## begin Excerpted text
The Outer Line examines the murky world of pro rider transfers, and proposes a few solutions for how to improve the process.

Pro cycling saw a flurry of notable riders pen contracts with new teams for the 2020 season when the UCI’s transfer season officially opened on August 1st. Big names like Tom Dumoulin, Nairo Quintana, Vincenzo Nibali, Mikel Landa, Elia Viviani and Richard Carapaz will all ride in new colors.

These moves didn’t make much of a splash with fans and the media when they were finally announced however, as nearly all of them had been rumored or had leaked out over the prior couple of months. And as usual, these moves have complicated the competitive teamwork situation within several squads for the rest of the year – as is typical for professional cycling’s transfer circus.

Cycling is quite different than almost all other professional sports when it comes to the movement of athletes between teams. A key clause in the UCI rules states that teams are not allowed to recruit a rider from another team prior to the off-season transfer period of August 1st to December 31st.

However – and critically – this rule goes on to define “recruit” as “concluding a contract” with the new rider (italics added). This rather vague definition thus allows all sorts of rumors and innuendo to leak (at least somewhat legally) well before the August 1st timeframe.

The more consequential problem is that riders signing contracts with new teams after August 1st generally have to remain contracted to their existing teams – not just through the end of the road racing calendar (the end of October), but clear through the end of the year. This leads to all manner of potential internal competitive conflict, awkward administrative situations and teamwork jiu-jitsu for the rest of the season. It often creates a downright contentious situation that puts the individual rider as well as both his old and new teams into starkly uncomfortable positions. Perhaps most importantly, it can significantly detract from the sport’s on-the-road product; teams can become unsettled, and racing strategies can become disrupted or downright bizarre.
## end Excerpted text
## begin Material provided
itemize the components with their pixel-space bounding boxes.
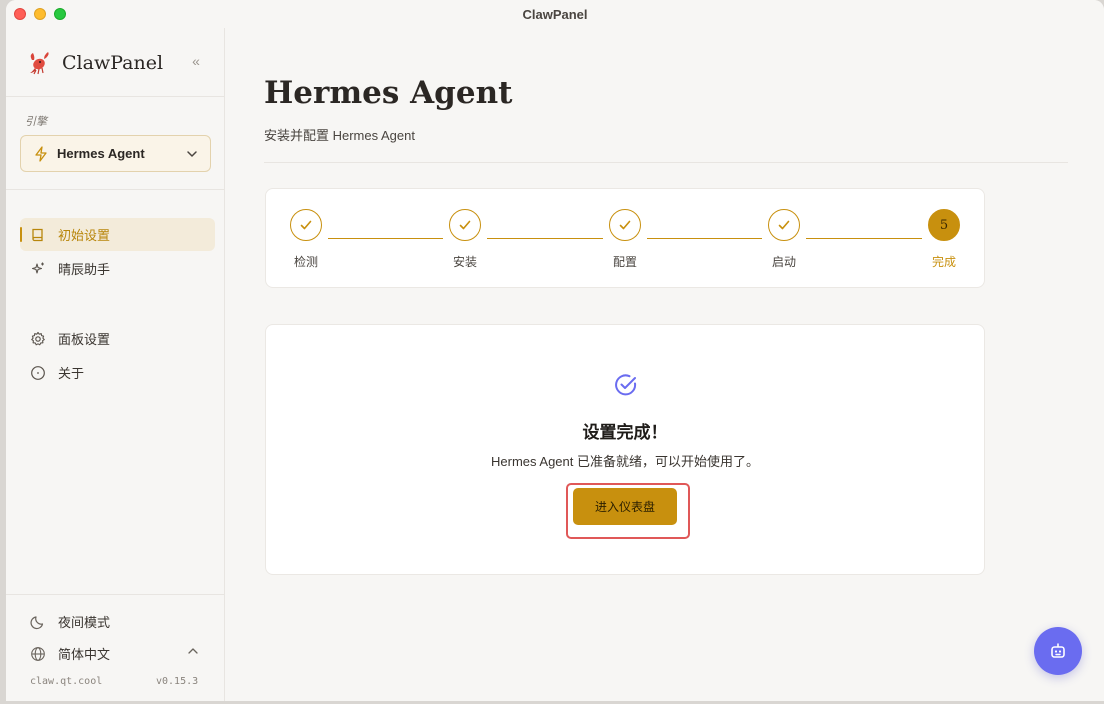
main-content: Hermes Agent 安装并配置 Hermes Agent 检测 安装 配置… bbox=[226, 28, 1104, 701]
check-icon bbox=[459, 220, 471, 230]
minimize-window-button[interactable] bbox=[34, 8, 46, 20]
title-bar: ClawPanel bbox=[6, 0, 1104, 28]
divider bbox=[6, 594, 224, 595]
maximize-window-button[interactable] bbox=[54, 8, 66, 20]
step-connector bbox=[328, 238, 443, 239]
step-detect: 检测 bbox=[276, 209, 336, 270]
step-connector bbox=[806, 238, 922, 239]
step-circle-current: 5 bbox=[928, 209, 960, 241]
check-icon bbox=[300, 220, 312, 230]
chevron-up-icon[interactable] bbox=[187, 645, 199, 657]
nav-item-label: 晴辰助手 bbox=[58, 262, 111, 277]
setup-stepper: 检测 安装 配置 启动 5 完成 bbox=[265, 188, 985, 288]
sparkle-icon bbox=[31, 262, 44, 274]
nav-item-label: 面板设置 bbox=[58, 332, 111, 347]
divider bbox=[6, 96, 224, 97]
nav-item-about[interactable]: 关于 bbox=[20, 356, 215, 389]
step-label: 安装 bbox=[452, 255, 477, 269]
step-circle bbox=[449, 209, 481, 241]
check-circle-icon bbox=[615, 374, 637, 396]
chevron-down-icon bbox=[187, 150, 197, 157]
brand: ClawPanel bbox=[26, 50, 163, 76]
step-launch: 启动 bbox=[754, 209, 814, 270]
night-mode-label: 夜间模式 bbox=[58, 615, 111, 630]
nav-item-initial-setup[interactable]: 初始设置 bbox=[20, 218, 215, 251]
page-subtitle: 安装并配置 Hermes Agent bbox=[264, 128, 415, 143]
nav-item-label: 初始设置 bbox=[58, 228, 111, 243]
active-indicator bbox=[20, 227, 22, 242]
enter-dashboard-button[interactable]: 进入仪表盘 bbox=[573, 488, 677, 525]
step-label: 配置 bbox=[612, 255, 637, 269]
book-icon bbox=[32, 228, 43, 241]
site-link[interactable]: claw.qt.cool bbox=[30, 676, 102, 687]
sidebar: ClawPanel « 引擎 Hermes Agent 初始设置 晴辰助手 面板… bbox=[6, 28, 225, 701]
lightning-icon bbox=[35, 145, 47, 162]
nav-item-label: 关于 bbox=[58, 366, 85, 381]
language-label: 简体中文 bbox=[58, 647, 111, 662]
step-label: 启动 bbox=[771, 255, 796, 269]
step-number: 5 bbox=[939, 217, 949, 233]
step-connector bbox=[647, 238, 762, 239]
nav-item-assistant[interactable]: 晴辰助手 bbox=[20, 252, 215, 285]
step-connector bbox=[487, 238, 603, 239]
night-mode-toggle[interactable]: 夜间模式 bbox=[30, 612, 110, 631]
step-label: 检测 bbox=[293, 255, 318, 269]
moon-icon bbox=[30, 615, 44, 629]
result-description: Hermes Agent 已准备就绪，可以开始使用了。 bbox=[491, 454, 759, 469]
check-icon bbox=[619, 220, 631, 230]
collapse-sidebar-button[interactable]: « bbox=[188, 53, 204, 69]
engine-label: 引擎 bbox=[25, 116, 47, 128]
check-icon bbox=[778, 220, 790, 230]
step-circle bbox=[609, 209, 641, 241]
engine-select[interactable]: Hermes Agent bbox=[20, 135, 211, 172]
page-title: Hermes Agent bbox=[264, 75, 513, 111]
step-complete: 5 完成 bbox=[914, 209, 974, 270]
window-title: ClawPanel bbox=[522, 6, 588, 22]
setup-complete-card: 设置完成！ Hermes Agent 已准备就绪，可以开始使用了。 进入仪表盘 bbox=[265, 324, 985, 575]
gear-icon bbox=[31, 331, 45, 345]
step-circle bbox=[290, 209, 322, 241]
close-window-button[interactable] bbox=[14, 8, 26, 20]
info-icon bbox=[31, 365, 45, 380]
divider bbox=[6, 189, 224, 190]
nav-item-panel-settings[interactable]: 面板设置 bbox=[20, 322, 215, 355]
version-text: v0.15.3 bbox=[156, 676, 199, 687]
app-window: ClawPanel ClawPanel « 引擎 Hermes Agent 初始… bbox=[6, 0, 1104, 701]
brand-name: ClawPanel bbox=[62, 52, 164, 74]
globe-icon bbox=[31, 646, 45, 661]
assistant-fab-button[interactable] bbox=[1034, 627, 1082, 675]
engine-select-value: Hermes Agent bbox=[57, 146, 145, 161]
step-install: 安装 bbox=[435, 209, 495, 270]
lobster-logo-icon bbox=[30, 52, 49, 75]
divider bbox=[264, 162, 1068, 163]
result-title: 设置完成！ bbox=[582, 423, 668, 442]
language-select[interactable]: 简体中文 bbox=[30, 644, 110, 663]
step-label: 完成 bbox=[931, 255, 956, 269]
step-circle bbox=[768, 209, 800, 241]
step-configure: 配置 bbox=[595, 209, 655, 270]
robot-icon bbox=[1051, 643, 1065, 658]
window-controls bbox=[14, 8, 66, 20]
## end Material provided
Reproduce the entire text on pro cycling rider transfers, word for word.

(Response)
The Outer Line examines the murky world of pro rider transfers, and proposes a few solutions for how to improve the process.

Pro cycling saw a flurry of notable riders pen contracts with new teams for the 2020 season when the UCI’s transfer season officially opened on August 1st. Big names like Tom Dumoulin, Nairo Quintana, Vincenzo Nibali, Mikel Landa, Elia Viviani and Richard Carapaz will all ride in new colors.

These moves didn’t make much of a splash with fans and the media when they were finally announced however, as nearly all of them had been rumored or had leaked out over the prior couple of months. And as usual, these moves have complicated the competitive teamwork situation within several squads for the rest of the year – as is typical for professional cycling’s transfer circus.

Cycling is quite different than almost all other professional sports when it comes to the movement of athletes between teams. A key clause in the UCI rules states that teams are not allowed to recruit a rider from another team prior to the off-season transfer period of August 1st to December 31st.

However – and critically – this rule goes on to define “recruit” as “concluding a contract” with the new rider (italics added). This rather vague definition thus allows all sorts of rumors and innuendo to leak (at least somewhat legally) well before the August 1st timeframe.

The more consequential problem is that riders signing contracts with new teams after August 1st generally have to remain contracted to their existing teams – not just through the end of the road racing calendar (the end of October), but clear through the end of the year. This leads to all manner of potential internal competitive conflict, awkward administrative situations and teamwork jiu-jitsu for the rest of the season. It often creates a downright contentious situation that puts the individual rider as well as both his old and new teams into starkly uncomfortable positions. Perhaps most importantly, it can significantly detract from the sport’s on-the-road product; teams can become unsettled, and racing strategies can become disrupted or downright bizarre.